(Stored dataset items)
## start
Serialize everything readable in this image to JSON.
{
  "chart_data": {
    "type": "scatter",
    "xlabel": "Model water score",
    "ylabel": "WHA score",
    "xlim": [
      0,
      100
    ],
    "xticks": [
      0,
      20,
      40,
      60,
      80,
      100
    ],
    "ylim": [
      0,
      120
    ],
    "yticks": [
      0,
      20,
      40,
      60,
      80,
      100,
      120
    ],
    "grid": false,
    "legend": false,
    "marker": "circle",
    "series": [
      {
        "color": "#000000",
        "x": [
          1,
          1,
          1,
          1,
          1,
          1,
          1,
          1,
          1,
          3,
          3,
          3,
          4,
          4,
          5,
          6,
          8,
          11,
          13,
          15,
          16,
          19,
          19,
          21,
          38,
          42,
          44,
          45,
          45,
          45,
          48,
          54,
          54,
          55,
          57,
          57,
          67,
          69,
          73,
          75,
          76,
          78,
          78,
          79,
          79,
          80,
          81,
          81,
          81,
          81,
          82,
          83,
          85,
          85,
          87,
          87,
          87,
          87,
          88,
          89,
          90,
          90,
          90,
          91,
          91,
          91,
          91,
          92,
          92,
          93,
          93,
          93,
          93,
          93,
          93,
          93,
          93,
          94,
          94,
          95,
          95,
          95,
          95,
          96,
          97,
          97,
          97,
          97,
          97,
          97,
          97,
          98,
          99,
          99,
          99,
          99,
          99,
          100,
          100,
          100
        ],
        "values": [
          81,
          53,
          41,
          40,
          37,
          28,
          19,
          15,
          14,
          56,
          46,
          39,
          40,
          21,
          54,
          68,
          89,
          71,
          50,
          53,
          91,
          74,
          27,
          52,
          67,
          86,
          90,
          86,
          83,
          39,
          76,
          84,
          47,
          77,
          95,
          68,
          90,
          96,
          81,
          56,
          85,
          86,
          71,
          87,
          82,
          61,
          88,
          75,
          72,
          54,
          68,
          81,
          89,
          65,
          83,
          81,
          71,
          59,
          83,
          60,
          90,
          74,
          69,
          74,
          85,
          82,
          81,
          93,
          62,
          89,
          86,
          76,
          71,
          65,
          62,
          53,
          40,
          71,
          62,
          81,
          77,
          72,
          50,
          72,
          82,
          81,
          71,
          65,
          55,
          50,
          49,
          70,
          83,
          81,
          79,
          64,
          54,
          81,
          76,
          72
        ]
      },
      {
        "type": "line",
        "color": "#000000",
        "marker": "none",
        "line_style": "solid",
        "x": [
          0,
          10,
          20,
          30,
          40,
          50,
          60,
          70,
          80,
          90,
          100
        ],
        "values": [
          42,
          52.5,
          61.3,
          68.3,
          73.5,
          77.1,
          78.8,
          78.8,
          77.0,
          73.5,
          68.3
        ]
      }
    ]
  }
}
## end
**INSTRUCTIONS TO FOLLOW:**
Word for word, write out all of the data above.

**IN RESPONSE:**
Serialize everything readable in this image to JSON.
{
  "chart_data": {
    "type": "scatter",
    "xlabel": "Model water score",
    "ylabel": "WHA score",
    "xlim": [
      0,
      100
    ],
    "xticks": [
      0,
      20,
      40,
      60,
      80,
      100
    ],
    "ylim": [
      0,
      120
    ],
    "yticks": [
      0,
      20,
      40,
      60,
      80,
      100,
      120
    ],
    "grid": false,
    "legend": false,
    "marker": "circle",
    "series": [
      {
        "color": "#000000",
        "x": [
          1,
          1,
          1,
          1,
          1,
          1,
          1,
          1,
          1,
          3,
          3,
          3,
          4,
          4,
          5,
          6,
          8,
          11,
          13,
          15,
          16,
          19,
          19,
          21,
          38,
          42,
          44,
          45,
          45,
          45,
          48,
          54,
          54,
          55,
          57,
          57,
          67,
          69,
          73,
          75,
          76,
          78,
          78,
          79,
          79,
          80,
          81,
          81,
          81,
          81,
          82,
          83,
          85,
          85,
          87,
          87,
          87,
          87,
          88,
          89,
          90,
          90,
          90,
          91,
          91,
          91,
          91,
          92,
          92,
          93,
          93,
          93,
          93,
          93,
          93,
          93,
          93,
          94,
          94,
          95,
          95,
          95,
          95,
          96,
          97,
          97,
          97,
          97,
          97,
          97,
          97,
          98,
          99,
          99,
          99,
          99,
          99,
          100,
          100,
          100
        ],
        "values": [
          81,
          53,
          41,
          40,
          37,
          28,
          19,
          15,
          14,
          56,
          46,
          39,
          40,
          21,
          54,
          68,
          89,
          71,
          50,
          53,
          91,
          74,
          27,
          52,
          67,
          86,
          90,
          86,
          83,
          39,
          76,
          84,
          47,
          77,
          95,
          68,
          90,
          96,
          81,
          56,
          85,
          86,
          71,
          87,
          82,
          61,
          88,
          75,
          72,
          54,
          68,
          81,
          89,
          65,
          83,
          81,
          71,
          59,
          83,
          60,
          90,
          74,
          69,
          74,
          85,
          82,
          81,
          93,
          62,
          89,
          86,
          76,
          71,
          65,
          62,
          53,
          40,
          71,
          62,
          81,
          77,
          72,
          50,
          72,
          82,
          81,
          71,
          65,
          55,
          50,
          49,
          70,
          83,
          81,
          79,
          64,
          54,
          81,
          76,
          72
        ]
      },
      {
        "type": "line",
        "color": "#000000",
        "marker": "none",
        "line_style": "solid",
        "x": [
          0,
          10,
          20,
          30,
          40,
          50,
          60,
          70,
          80,
          90,
          100
        ],
        "values": [
          42,
          52.5,
          61.3,
          68.3,
          73.5,
          77.1,
          78.8,
          78.8,
          77.0,
          73.5,
          68.3
        ]
      }
    ]
  }
}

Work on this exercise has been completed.